#### Material

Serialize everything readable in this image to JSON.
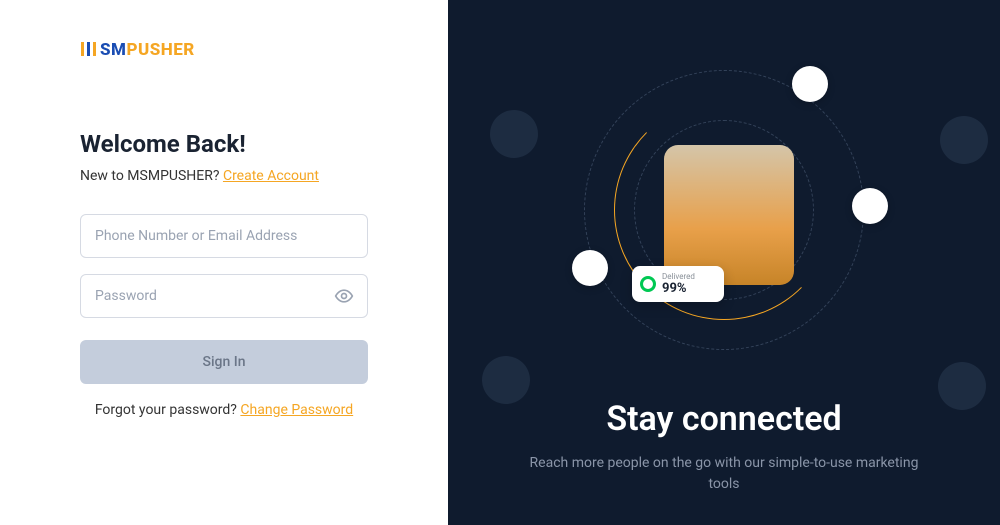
{
  "logo": {
    "sm": "SM",
    "pusher": "PUSHER"
  },
  "heading": "Welcome Back!",
  "subtext": "New to MSMPUSHER? ",
  "create_link": "Create Account",
  "inputs": {
    "identifier_placeholder": "Phone Number or Email Address",
    "password_placeholder": "Password"
  },
  "signin_label": "Sign In",
  "forgot_text": "Forgot your password? ",
  "change_password_link": "Change Password",
  "hero": {
    "title": "Stay connected",
    "subtitle": "Reach more people on the go with our simple-to-use marketing tools",
    "delivered_label": "Delivered",
    "delivered_value": "99%"
  }
}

########

__Aim of the task__. Pictures are to be left out; all else in the entries above is to be quoted exactly.

__Correct response__.
Serialize everything readable in this image to JSON.
{
  "logo": {
    "sm": "SM",
    "pusher": "PUSHER"
  },
  "heading": "Welcome Back!",
  "subtext": "New to MSMPUSHER? ",
  "create_link": "Create Account",
  "inputs": {
    "identifier_placeholder": "Phone Number or Email Address",
    "password_placeholder": "Password"
  },
  "signin_label": "Sign In",
  "forgot_text": "Forgot your password? ",
  "change_password_link": "Change Password",
  "hero": {
    "title": "Stay connected",
    "subtitle": "Reach more people on the go with our simple-to-use marketing tools",
    "delivered_label": "Delivered",
    "delivered_value": "99%"
  }
}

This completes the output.